Work to complete:
Gather from the material every line that contains the string "title".

— Begin Data shown —

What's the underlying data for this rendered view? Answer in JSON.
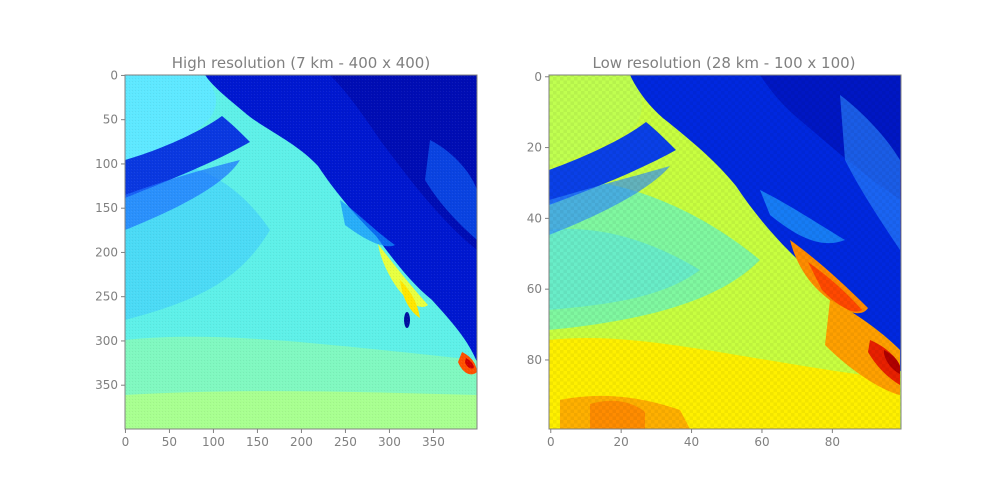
{
  "chart_data": [
    {
      "type": "heatmap",
      "title": "High resolution (7 km - 400 x 400)",
      "xlabel": "",
      "ylabel": "",
      "grid_size": [
        400,
        400
      ],
      "xlim": [
        0,
        400
      ],
      "ylim": [
        400,
        0
      ],
      "x_ticks": [
        0,
        50,
        100,
        150,
        200,
        250,
        300,
        350
      ],
      "y_ticks": [
        0,
        50,
        100,
        150,
        200,
        250,
        300,
        350
      ],
      "colormap": "jet",
      "grid": false
    },
    {
      "type": "heatmap",
      "title": "Low resolution (28 km - 100 x 100)",
      "xlabel": "",
      "ylabel": "",
      "grid_size": [
        100,
        100
      ],
      "xlim": [
        0,
        100
      ],
      "ylim": [
        100,
        0
      ],
      "x_ticks": [
        0,
        20,
        40,
        60,
        80
      ],
      "y_ticks": [
        0,
        20,
        40,
        60,
        80
      ],
      "colormap": "jet",
      "grid": false
    }
  ],
  "colors": {
    "text": "#808080",
    "axes": "#808080",
    "deep_blue": "#0010c8",
    "blue": "#0050ff",
    "cyan": "#16e8ff",
    "light_cyan": "#7cf8d8",
    "yellow": "#ffee00",
    "orange": "#ff9a00",
    "red": "#e02000"
  }
}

— End Data shown —

Answer to this problem:
      "title": "High resolution (7 km - 400 x 400)",
      "title": "Low resolution (28 km - 100 x 100)",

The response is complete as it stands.